● **EXERCISE OBJECTIVE**
Restate each entry word for word, leaving nothing out.

● **DATA PROVIDED**
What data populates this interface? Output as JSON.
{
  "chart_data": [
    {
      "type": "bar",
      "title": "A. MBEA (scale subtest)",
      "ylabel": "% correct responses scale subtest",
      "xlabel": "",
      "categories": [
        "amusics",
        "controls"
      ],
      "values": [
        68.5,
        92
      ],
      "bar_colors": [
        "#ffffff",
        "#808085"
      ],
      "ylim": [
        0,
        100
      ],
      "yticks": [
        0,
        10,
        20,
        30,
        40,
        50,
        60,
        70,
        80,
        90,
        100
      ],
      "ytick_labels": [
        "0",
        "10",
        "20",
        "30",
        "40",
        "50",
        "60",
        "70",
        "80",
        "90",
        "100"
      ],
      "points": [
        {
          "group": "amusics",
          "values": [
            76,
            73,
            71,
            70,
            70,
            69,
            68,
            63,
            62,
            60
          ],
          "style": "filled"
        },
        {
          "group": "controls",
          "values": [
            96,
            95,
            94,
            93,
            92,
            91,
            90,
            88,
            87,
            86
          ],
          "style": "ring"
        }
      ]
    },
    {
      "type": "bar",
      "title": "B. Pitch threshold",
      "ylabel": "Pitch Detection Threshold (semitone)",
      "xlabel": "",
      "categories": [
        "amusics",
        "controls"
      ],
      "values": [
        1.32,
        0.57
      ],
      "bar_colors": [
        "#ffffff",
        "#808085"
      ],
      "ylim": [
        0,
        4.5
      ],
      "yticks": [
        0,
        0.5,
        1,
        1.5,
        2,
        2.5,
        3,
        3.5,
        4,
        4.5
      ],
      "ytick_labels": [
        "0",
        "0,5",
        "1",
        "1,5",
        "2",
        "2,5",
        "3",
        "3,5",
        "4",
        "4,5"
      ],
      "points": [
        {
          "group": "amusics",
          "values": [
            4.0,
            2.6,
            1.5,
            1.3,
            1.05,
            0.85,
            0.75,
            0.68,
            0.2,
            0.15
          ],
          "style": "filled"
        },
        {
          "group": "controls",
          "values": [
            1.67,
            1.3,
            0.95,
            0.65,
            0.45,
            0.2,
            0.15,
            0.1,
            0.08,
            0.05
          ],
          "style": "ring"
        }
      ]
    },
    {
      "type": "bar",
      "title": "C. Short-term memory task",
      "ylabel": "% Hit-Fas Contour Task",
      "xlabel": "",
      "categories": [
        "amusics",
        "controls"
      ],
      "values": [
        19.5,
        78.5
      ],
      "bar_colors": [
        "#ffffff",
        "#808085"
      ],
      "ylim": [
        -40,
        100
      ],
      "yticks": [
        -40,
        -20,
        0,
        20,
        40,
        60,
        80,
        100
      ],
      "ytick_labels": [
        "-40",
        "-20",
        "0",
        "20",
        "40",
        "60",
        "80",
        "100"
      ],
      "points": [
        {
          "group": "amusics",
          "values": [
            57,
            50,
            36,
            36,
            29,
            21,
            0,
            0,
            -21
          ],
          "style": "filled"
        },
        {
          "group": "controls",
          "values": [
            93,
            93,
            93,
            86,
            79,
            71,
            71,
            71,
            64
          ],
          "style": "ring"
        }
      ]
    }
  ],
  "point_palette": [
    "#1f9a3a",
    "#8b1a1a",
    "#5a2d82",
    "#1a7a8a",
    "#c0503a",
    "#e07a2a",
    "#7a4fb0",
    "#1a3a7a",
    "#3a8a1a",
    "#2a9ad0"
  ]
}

● **ANSWER TO THE PROBLEM**
What data populates this interface? Output as JSON.
{
  "chart_data": [
    {
      "type": "bar",
      "title": "A. MBEA (scale subtest)",
      "ylabel": "% correct responses scale subtest",
      "xlabel": "",
      "categories": [
        "amusics",
        "controls"
      ],
      "values": [
        68.5,
        92
      ],
      "bar_colors": [
        "#ffffff",
        "#808085"
      ],
      "ylim": [
        0,
        100
      ],
      "yticks": [
        0,
        10,
        20,
        30,
        40,
        50,
        60,
        70,
        80,
        90,
        100
      ],
      "ytick_labels": [
        "0",
        "10",
        "20",
        "30",
        "40",
        "50",
        "60",
        "70",
        "80",
        "90",
        "100"
      ],
      "points": [
        {
          "group": "amusics",
          "values": [
            76,
            73,
            71,
            70,
            70,
            69,
            68,
            63,
            62,
            60
          ],
          "style": "filled"
        },
        {
          "group": "controls",
          "values": [
            96,
            95,
            94,
            93,
            92,
            91,
            90,
            88,
            87,
            86
          ],
          "style": "ring"
        }
      ]
    },
    {
      "type": "bar",
      "title": "B. Pitch threshold",
      "ylabel": "Pitch Detection Threshold (semitone)",
      "xlabel": "",
      "categories": [
        "amusics",
        "controls"
      ],
      "values": [
        1.32,
        0.57
      ],
      "bar_colors": [
        "#ffffff",
        "#808085"
      ],
      "ylim": [
        0,
        4.5
      ],
      "yticks": [
        0,
        0.5,
        1,
        1.5,
        2,
        2.5,
        3,
        3.5,
        4,
        4.5
      ],
      "ytick_labels": [
        "0",
        "0,5",
        "1",
        "1,5",
        "2",
        "2,5",
        "3",
        "3,5",
        "4",
        "4,5"
      ],
      "points": [
        {
          "group": "amusics",
          "values": [
            4.0,
            2.6,
            1.5,
            1.3,
            1.05,
            0.85,
            0.75,
            0.68,
            0.2,
            0.15
          ],
          "style": "filled"
        },
        {
          "group": "controls",
          "values": [
            1.67,
            1.3,
            0.95,
            0.65,
            0.45,
            0.2,
            0.15,
            0.1,
            0.08,
            0.05
          ],
          "style": "ring"
        }
      ]
    },
    {
      "type": "bar",
      "title": "C. Short-term memory task",
      "ylabel": "% Hit-Fas Contour Task",
      "xlabel": "",
      "categories": [
        "amusics",
        "controls"
      ],
      "values": [
        19.5,
        78.5
      ],
      "bar_colors": [
        "#ffffff",
        "#808085"
      ],
      "ylim": [
        -40,
        100
      ],
      "yticks": [
        -40,
        -20,
        0,
        20,
        40,
        60,
        80,
        100
      ],
      "ytick_labels": [
        "-40",
        "-20",
        "0",
        "20",
        "40",
        "60",
        "80",
        "100"
      ],
      "points": [
        {
          "group": "amusics",
          "values": [
            57,
            50,
            36,
            36,
            29,
            21,
            0,
            0,
            -21
          ],
          "style": "filled"
        },
        {
          "group": "controls",
          "values": [
            93,
            93,
            93,
            86,
            79,
            71,
            71,
            71,
            64
          ],
          "style": "ring"
        }
      ]
    }
  ],
  "point_palette": [
    "#1f9a3a",
    "#8b1a1a",
    "#5a2d82",
    "#1a7a8a",
    "#c0503a",
    "#e07a2a",
    "#7a4fb0",
    "#1a3a7a",
    "#3a8a1a",
    "#2a9ad0"
  ]
}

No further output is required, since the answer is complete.